Task goal.
Gather each line in the entries that includes the string "EVALUATION".

☆ ☆ ☆ ☆ ☆ ☆ ☆

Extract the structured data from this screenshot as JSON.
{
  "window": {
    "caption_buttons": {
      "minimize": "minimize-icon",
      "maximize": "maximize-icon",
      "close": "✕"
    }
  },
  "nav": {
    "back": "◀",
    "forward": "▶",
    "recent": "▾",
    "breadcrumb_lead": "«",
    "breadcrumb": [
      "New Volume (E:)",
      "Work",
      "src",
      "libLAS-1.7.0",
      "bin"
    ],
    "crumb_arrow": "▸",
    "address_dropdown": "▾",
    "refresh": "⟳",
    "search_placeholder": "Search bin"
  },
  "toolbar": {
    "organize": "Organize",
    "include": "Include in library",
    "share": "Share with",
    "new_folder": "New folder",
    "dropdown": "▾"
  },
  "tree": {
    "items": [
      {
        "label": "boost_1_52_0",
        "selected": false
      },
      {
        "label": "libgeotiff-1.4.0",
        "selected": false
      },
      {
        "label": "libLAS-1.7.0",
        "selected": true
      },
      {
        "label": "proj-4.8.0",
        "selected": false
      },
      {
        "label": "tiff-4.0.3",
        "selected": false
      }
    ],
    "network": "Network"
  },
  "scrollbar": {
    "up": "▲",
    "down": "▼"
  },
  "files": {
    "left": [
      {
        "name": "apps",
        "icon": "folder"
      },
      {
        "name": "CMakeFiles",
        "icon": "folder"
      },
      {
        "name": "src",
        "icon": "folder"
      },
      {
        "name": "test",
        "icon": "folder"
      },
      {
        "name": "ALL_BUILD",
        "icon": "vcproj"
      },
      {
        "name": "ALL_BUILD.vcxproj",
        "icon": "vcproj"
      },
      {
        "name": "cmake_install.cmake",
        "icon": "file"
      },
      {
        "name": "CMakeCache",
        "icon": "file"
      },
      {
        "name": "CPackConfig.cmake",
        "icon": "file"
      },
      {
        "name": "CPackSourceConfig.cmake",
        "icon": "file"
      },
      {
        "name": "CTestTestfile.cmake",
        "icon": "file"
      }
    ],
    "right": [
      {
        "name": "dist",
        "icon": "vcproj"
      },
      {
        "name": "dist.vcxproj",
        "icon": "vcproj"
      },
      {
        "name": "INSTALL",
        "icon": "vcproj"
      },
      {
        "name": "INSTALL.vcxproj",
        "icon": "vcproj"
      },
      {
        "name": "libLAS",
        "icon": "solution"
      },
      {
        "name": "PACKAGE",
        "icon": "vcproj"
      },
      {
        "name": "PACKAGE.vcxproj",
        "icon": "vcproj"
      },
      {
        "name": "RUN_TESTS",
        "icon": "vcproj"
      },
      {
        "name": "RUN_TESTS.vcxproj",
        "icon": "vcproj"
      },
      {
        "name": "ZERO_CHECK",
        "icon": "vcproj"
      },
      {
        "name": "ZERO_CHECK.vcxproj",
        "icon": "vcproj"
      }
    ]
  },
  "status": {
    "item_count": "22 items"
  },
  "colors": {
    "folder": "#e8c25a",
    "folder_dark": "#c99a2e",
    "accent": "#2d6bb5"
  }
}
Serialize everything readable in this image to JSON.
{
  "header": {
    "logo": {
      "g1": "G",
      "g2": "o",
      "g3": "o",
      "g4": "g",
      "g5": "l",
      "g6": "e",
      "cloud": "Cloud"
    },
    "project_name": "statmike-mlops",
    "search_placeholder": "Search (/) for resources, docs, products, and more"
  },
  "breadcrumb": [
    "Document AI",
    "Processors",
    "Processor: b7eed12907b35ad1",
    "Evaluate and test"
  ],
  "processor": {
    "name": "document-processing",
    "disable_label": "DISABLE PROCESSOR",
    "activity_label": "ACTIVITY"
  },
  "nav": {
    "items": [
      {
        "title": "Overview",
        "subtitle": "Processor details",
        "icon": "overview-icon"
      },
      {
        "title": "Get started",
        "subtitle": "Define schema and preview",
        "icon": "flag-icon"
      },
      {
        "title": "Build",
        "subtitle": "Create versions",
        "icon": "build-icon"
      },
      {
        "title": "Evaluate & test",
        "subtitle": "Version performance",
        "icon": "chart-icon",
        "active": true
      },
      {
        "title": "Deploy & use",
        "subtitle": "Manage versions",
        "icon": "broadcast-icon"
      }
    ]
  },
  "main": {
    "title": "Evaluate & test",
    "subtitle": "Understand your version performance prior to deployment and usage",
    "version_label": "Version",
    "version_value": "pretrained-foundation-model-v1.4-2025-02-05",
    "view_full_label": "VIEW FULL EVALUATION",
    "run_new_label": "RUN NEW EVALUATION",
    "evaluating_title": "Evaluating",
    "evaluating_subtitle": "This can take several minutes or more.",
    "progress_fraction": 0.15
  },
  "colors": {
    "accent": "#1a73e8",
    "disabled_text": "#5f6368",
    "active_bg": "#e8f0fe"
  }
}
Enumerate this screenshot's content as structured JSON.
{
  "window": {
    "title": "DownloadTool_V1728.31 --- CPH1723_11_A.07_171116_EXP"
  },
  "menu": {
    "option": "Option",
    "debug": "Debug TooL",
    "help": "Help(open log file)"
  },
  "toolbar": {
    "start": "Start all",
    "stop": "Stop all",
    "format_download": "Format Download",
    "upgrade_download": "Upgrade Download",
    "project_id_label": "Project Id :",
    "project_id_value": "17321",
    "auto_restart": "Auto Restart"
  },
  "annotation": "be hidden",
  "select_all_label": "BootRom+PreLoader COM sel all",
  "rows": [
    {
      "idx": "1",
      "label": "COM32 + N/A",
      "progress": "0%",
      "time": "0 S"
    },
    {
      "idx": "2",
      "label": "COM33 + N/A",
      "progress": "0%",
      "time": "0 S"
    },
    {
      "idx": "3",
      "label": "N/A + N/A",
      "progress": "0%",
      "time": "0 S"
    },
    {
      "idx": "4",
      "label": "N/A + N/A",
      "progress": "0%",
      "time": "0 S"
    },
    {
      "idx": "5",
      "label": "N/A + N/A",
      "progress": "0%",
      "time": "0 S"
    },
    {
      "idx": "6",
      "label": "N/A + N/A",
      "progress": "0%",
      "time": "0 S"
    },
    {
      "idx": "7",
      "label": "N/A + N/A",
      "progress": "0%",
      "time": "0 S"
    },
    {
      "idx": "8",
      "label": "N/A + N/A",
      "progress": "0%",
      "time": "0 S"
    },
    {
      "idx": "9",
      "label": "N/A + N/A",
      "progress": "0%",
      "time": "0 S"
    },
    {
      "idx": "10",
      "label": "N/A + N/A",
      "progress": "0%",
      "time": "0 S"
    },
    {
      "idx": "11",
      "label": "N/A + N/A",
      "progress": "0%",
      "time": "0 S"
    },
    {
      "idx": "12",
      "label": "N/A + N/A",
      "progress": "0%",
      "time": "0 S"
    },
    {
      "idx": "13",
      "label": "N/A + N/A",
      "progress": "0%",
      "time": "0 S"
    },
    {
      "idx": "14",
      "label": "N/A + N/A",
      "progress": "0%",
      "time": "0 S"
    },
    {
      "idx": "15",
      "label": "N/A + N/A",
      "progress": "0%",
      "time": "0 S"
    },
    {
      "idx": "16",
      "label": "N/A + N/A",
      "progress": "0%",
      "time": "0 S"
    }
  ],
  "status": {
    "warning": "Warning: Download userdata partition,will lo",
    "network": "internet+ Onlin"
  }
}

☆ ☆ ☆ ☆ ☆ ☆ ☆

Task solution.
    "view_full_label": "VIEW FULL EVALUATION",
    "run_new_label": "RUN NEW EVALUATION",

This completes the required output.